## Written problem
Filter the listing and keep only the lines with the word "unit".
===== Input rows
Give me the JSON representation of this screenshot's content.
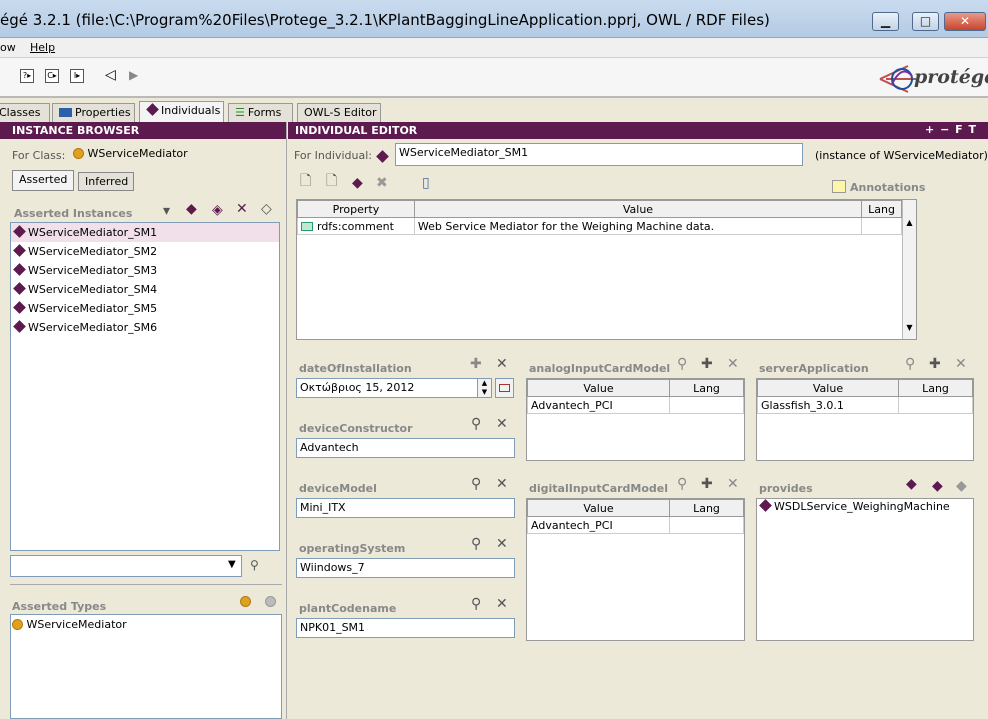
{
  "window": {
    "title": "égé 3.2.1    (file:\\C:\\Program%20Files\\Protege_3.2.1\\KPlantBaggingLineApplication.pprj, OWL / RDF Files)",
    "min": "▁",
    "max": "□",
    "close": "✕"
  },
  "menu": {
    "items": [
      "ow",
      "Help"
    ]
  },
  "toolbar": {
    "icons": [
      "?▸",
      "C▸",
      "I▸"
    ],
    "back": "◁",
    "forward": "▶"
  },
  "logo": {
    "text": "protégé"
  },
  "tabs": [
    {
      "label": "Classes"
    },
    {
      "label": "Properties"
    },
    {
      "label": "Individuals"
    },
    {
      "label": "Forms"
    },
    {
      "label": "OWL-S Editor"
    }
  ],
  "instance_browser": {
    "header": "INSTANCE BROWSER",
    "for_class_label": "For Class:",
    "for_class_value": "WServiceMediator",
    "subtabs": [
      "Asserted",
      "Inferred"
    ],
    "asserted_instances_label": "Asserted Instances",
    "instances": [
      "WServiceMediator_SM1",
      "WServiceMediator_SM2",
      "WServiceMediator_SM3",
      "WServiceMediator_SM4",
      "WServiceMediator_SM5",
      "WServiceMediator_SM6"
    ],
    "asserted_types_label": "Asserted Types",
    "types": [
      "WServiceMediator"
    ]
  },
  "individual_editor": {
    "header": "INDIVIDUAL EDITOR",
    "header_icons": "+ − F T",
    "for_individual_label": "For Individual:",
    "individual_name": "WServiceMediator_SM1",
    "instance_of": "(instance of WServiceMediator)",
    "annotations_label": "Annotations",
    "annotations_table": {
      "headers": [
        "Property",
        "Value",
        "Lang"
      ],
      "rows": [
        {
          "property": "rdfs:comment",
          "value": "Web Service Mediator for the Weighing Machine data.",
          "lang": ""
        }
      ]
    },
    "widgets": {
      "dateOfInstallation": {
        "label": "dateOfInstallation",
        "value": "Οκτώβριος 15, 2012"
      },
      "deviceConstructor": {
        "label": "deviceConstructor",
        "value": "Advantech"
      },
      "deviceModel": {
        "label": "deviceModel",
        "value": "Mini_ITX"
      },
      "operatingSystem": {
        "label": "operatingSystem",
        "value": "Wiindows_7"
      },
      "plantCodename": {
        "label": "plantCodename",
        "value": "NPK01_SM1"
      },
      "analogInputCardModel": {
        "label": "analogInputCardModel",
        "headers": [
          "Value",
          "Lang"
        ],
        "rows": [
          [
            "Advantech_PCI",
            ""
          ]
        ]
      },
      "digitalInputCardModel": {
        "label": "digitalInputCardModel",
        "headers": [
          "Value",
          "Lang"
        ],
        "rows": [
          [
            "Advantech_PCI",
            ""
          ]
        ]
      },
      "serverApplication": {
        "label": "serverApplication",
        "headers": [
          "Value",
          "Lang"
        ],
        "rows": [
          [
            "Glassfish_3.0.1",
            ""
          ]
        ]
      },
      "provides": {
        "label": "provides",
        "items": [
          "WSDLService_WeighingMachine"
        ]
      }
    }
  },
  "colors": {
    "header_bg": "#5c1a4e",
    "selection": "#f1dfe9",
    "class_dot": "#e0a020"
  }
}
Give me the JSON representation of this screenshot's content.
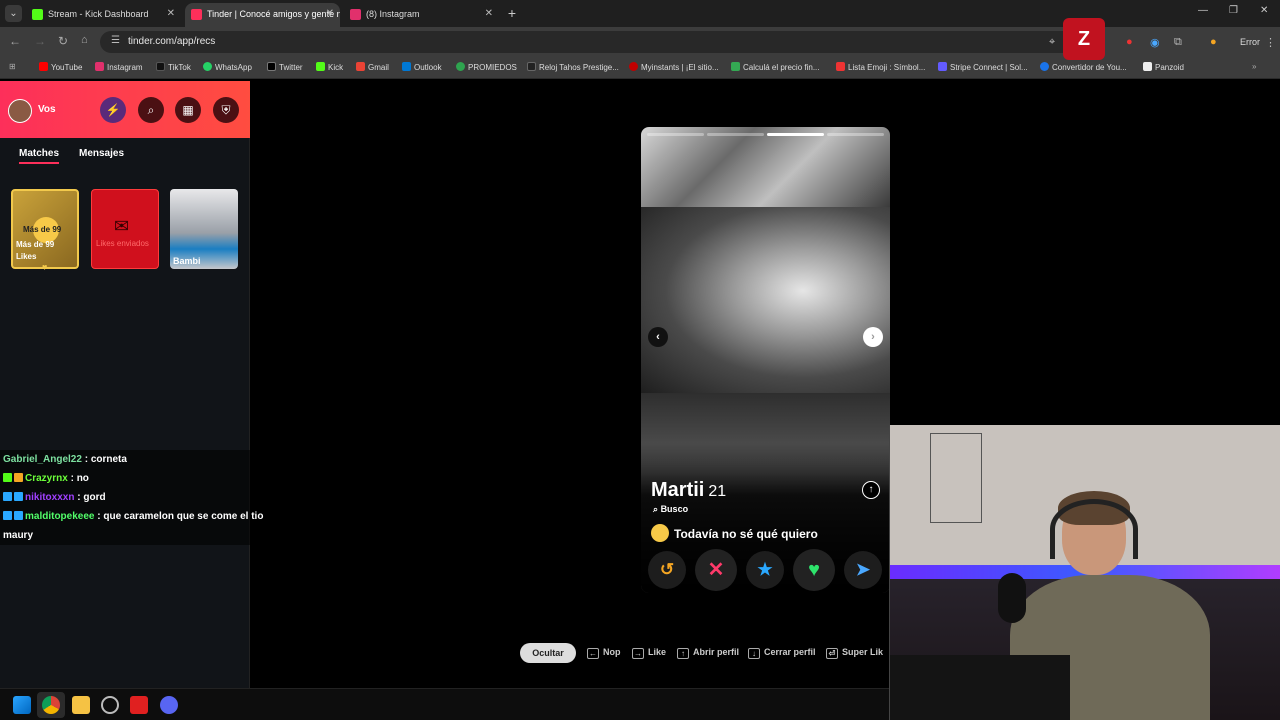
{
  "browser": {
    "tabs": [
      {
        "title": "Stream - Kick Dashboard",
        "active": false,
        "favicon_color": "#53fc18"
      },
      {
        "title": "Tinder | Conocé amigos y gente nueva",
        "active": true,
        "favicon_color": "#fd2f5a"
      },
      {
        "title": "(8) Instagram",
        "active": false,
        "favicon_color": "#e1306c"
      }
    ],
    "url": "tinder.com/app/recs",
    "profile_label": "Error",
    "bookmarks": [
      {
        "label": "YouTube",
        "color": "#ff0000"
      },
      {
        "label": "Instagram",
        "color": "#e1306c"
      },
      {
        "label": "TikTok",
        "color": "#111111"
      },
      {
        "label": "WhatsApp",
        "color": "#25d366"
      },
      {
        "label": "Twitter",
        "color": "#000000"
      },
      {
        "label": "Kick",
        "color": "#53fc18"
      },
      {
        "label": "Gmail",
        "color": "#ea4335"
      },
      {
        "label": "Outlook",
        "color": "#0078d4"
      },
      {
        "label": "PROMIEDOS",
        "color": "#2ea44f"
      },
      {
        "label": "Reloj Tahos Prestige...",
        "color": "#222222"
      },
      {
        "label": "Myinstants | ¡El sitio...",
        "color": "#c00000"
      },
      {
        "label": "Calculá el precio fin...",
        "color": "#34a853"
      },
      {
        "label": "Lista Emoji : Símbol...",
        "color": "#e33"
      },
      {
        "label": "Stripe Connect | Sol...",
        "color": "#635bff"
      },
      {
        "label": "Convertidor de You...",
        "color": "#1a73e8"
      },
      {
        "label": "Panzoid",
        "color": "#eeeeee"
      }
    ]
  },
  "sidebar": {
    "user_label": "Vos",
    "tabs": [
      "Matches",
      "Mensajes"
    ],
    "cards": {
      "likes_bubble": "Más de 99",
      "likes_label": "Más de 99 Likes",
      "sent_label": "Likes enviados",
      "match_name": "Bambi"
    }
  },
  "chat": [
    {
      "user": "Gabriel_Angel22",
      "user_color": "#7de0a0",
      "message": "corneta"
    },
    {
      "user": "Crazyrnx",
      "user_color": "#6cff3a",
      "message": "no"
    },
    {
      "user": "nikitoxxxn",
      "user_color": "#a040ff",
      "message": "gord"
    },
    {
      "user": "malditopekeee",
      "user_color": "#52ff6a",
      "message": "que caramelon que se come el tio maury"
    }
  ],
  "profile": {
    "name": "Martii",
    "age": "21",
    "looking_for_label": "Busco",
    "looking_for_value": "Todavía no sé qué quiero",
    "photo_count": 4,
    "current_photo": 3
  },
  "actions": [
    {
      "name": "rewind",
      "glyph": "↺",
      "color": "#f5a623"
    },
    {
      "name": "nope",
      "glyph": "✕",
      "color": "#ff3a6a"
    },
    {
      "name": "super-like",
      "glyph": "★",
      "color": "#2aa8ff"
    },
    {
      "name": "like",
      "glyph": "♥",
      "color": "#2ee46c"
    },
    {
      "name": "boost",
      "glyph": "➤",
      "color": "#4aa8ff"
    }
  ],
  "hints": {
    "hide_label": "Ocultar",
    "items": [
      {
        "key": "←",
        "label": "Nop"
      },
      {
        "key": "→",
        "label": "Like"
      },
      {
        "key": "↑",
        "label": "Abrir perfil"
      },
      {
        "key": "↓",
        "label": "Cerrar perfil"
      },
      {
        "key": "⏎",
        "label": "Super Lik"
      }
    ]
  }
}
==========
===== Input rows
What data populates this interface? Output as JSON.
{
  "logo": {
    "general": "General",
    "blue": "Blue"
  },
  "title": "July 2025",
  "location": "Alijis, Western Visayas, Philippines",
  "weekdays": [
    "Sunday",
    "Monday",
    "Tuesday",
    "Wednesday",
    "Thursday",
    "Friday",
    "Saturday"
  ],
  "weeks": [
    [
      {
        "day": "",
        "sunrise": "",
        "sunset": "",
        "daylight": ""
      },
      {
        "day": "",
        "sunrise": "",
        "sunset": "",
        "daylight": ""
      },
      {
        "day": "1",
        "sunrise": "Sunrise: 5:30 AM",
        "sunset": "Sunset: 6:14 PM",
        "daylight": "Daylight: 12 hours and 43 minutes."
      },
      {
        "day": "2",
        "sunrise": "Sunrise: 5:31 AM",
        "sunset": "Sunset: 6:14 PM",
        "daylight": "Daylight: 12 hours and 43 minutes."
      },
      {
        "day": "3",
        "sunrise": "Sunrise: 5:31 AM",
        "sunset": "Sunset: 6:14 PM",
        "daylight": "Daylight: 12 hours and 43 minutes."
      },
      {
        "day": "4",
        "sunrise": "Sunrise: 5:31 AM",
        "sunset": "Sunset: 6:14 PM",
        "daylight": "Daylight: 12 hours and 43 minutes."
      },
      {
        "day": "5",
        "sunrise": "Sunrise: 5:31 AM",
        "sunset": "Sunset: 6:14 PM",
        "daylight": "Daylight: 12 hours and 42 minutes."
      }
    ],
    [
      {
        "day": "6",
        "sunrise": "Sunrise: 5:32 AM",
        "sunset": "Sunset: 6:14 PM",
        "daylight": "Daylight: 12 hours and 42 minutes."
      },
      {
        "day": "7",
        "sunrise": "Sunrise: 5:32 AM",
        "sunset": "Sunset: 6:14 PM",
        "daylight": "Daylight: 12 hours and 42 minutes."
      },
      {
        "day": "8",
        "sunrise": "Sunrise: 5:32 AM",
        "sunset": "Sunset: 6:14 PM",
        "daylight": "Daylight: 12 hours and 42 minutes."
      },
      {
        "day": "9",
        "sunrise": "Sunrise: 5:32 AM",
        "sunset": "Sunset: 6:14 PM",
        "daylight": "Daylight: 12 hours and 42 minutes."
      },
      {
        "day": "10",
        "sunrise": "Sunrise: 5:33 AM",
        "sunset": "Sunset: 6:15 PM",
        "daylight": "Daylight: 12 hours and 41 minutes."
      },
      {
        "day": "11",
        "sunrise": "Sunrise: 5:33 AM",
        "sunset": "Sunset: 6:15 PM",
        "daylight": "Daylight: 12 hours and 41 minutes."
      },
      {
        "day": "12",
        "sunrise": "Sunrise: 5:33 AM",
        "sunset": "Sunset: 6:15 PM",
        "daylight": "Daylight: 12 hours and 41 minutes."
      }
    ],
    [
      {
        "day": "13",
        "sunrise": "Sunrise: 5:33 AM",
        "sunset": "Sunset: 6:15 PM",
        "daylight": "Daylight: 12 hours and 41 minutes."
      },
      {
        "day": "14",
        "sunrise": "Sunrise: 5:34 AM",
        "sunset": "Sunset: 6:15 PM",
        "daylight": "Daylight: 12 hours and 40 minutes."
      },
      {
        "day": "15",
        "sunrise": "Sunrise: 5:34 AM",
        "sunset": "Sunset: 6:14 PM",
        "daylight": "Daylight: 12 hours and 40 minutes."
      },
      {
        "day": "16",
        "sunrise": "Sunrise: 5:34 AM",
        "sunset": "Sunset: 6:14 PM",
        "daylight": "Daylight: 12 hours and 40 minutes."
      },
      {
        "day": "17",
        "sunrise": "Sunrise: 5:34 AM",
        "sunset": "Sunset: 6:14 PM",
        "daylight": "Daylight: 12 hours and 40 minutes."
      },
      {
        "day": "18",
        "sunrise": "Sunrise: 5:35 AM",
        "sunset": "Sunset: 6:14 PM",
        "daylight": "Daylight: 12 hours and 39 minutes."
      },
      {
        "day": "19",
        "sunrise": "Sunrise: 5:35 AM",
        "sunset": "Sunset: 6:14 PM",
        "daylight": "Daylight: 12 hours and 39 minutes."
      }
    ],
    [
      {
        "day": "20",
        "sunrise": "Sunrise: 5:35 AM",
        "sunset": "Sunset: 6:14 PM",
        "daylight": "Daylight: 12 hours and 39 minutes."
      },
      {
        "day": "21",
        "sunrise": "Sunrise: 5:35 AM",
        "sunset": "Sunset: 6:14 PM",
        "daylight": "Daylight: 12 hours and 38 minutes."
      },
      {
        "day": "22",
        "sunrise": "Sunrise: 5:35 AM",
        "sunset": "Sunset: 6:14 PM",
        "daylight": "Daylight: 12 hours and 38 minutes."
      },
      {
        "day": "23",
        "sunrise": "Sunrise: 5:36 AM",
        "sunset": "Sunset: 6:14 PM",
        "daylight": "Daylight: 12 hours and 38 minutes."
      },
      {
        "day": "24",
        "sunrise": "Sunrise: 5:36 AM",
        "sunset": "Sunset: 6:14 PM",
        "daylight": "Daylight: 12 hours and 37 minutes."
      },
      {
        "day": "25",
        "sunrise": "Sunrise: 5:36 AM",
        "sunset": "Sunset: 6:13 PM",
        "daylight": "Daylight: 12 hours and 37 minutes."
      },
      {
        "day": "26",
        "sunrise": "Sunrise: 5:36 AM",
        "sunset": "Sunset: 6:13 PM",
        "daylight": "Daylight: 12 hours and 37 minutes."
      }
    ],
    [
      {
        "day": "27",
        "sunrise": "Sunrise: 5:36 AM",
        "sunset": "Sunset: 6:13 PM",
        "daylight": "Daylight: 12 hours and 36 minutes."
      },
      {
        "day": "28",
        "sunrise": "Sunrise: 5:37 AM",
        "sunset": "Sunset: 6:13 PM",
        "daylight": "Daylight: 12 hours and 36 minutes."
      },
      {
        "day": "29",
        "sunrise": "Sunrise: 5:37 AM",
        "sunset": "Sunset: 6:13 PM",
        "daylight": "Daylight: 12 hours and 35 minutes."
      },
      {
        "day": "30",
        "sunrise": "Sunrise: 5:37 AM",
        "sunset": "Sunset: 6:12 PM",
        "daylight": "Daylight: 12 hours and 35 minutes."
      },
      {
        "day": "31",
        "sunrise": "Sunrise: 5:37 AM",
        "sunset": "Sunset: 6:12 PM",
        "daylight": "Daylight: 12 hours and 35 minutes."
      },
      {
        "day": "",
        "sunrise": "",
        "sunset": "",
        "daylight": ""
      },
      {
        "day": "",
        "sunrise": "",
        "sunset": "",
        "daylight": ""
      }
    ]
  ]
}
==========
===== Input rows
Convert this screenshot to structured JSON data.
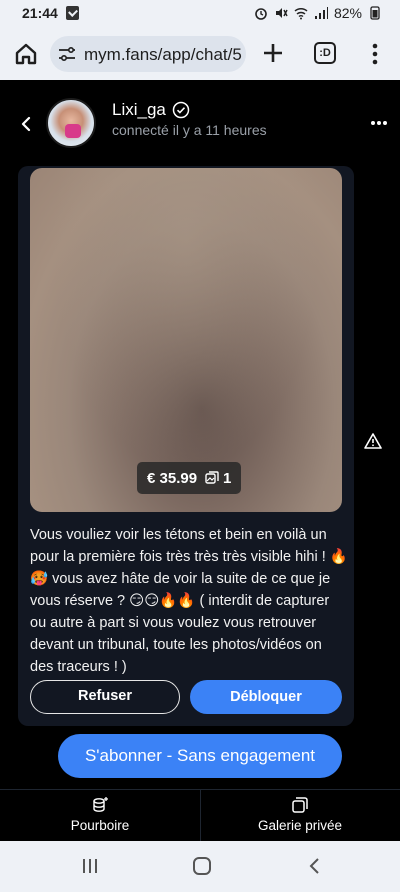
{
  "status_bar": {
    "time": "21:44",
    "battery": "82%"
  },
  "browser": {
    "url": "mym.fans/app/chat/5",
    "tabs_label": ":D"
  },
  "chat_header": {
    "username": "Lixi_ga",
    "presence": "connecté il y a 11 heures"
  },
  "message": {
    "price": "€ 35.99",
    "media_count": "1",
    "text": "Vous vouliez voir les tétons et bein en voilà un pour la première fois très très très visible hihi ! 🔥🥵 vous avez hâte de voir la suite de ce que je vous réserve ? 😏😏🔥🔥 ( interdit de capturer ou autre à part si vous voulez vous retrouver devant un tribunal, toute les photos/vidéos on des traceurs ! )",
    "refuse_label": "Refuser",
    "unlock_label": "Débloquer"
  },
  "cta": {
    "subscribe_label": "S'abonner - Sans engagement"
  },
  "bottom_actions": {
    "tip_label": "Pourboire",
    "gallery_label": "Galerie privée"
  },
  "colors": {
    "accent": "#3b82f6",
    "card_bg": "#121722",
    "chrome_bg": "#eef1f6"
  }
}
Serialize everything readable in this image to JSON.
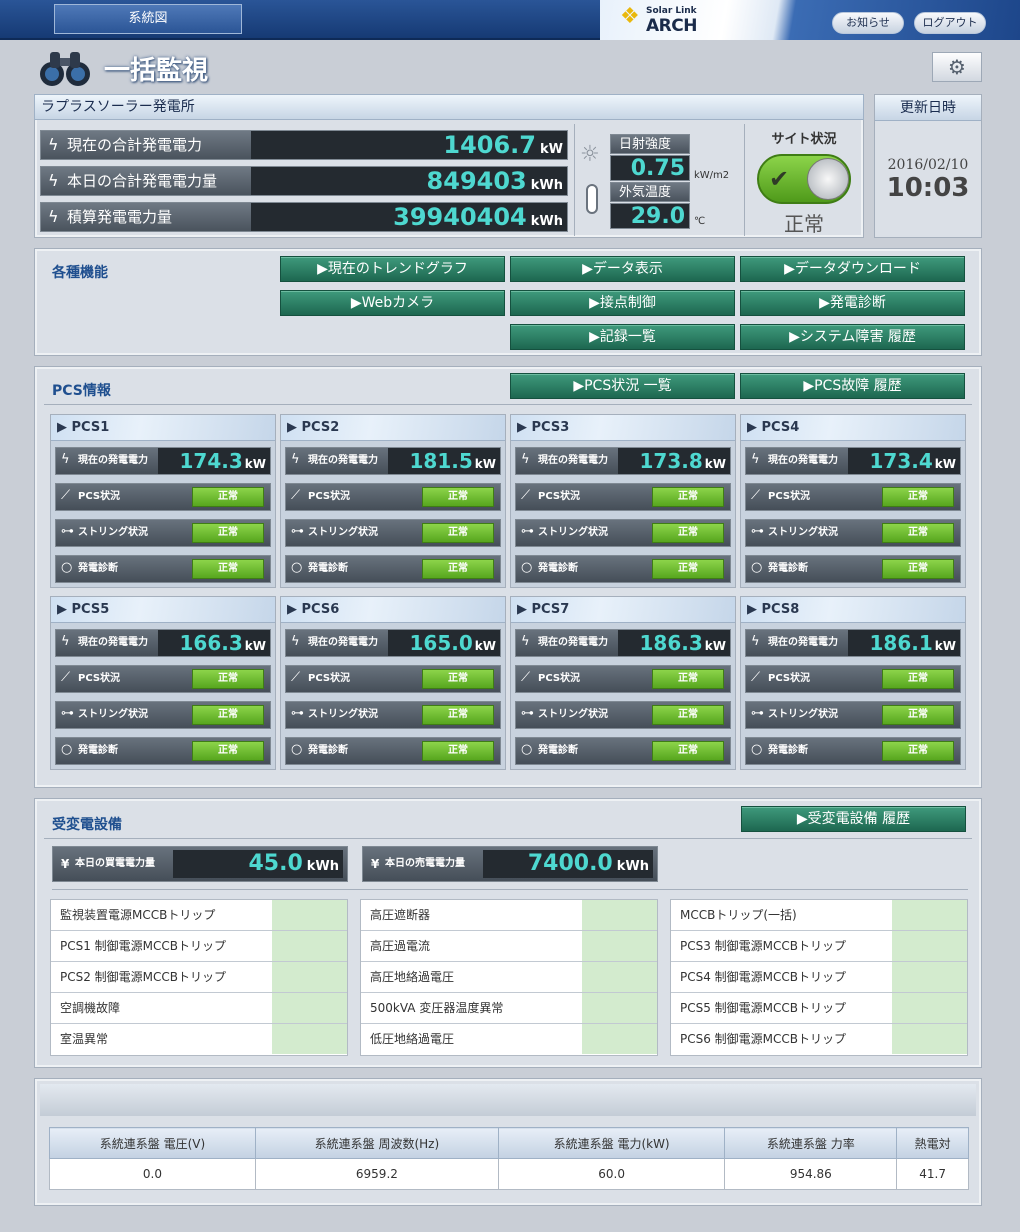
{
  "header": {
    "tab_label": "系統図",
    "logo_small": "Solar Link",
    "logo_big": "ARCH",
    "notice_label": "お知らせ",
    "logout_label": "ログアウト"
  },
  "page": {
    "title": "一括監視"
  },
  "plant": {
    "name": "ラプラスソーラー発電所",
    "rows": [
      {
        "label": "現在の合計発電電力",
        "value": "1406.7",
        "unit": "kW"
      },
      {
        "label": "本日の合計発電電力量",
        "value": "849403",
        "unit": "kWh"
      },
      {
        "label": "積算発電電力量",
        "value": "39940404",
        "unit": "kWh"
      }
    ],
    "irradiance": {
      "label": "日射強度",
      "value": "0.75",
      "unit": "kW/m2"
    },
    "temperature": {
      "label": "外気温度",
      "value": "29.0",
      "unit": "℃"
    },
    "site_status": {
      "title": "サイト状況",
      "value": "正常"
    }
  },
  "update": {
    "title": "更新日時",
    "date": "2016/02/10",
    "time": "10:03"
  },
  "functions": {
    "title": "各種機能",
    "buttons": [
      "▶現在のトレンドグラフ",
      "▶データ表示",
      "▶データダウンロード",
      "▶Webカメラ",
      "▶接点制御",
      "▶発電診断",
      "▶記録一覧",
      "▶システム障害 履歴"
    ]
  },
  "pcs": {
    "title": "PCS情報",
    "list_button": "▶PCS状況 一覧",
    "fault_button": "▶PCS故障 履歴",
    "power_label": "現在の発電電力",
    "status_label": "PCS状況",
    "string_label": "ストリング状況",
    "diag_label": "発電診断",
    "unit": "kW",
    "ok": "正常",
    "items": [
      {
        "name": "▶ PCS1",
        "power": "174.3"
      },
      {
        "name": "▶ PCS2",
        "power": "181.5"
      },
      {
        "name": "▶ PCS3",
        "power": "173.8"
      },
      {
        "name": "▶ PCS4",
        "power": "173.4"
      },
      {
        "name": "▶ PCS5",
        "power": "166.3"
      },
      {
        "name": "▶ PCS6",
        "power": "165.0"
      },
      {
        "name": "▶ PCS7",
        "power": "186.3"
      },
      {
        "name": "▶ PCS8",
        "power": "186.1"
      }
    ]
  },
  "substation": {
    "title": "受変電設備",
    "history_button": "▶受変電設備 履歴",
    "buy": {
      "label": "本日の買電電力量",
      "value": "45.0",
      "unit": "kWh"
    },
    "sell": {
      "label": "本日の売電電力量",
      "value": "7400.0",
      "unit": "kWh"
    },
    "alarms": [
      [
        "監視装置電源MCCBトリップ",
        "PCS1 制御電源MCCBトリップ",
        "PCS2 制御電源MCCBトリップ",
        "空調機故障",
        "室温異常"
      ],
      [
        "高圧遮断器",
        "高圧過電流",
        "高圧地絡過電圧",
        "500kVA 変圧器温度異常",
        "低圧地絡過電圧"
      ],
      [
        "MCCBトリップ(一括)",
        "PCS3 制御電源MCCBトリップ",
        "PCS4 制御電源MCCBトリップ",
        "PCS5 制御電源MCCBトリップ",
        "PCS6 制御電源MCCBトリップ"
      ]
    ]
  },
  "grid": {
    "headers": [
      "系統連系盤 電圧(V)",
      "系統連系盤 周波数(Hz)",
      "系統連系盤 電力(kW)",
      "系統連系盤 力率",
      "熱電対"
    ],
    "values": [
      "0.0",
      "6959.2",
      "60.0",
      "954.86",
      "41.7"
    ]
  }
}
==========
## Expected output
        "unit": "kW"
        "unit": "kWh"
        "unit": "kWh"
      "unit": "kW/m2"
      "unit": "℃"
    "unit": "kW",
      "unit": "kWh"
      "unit": "kWh"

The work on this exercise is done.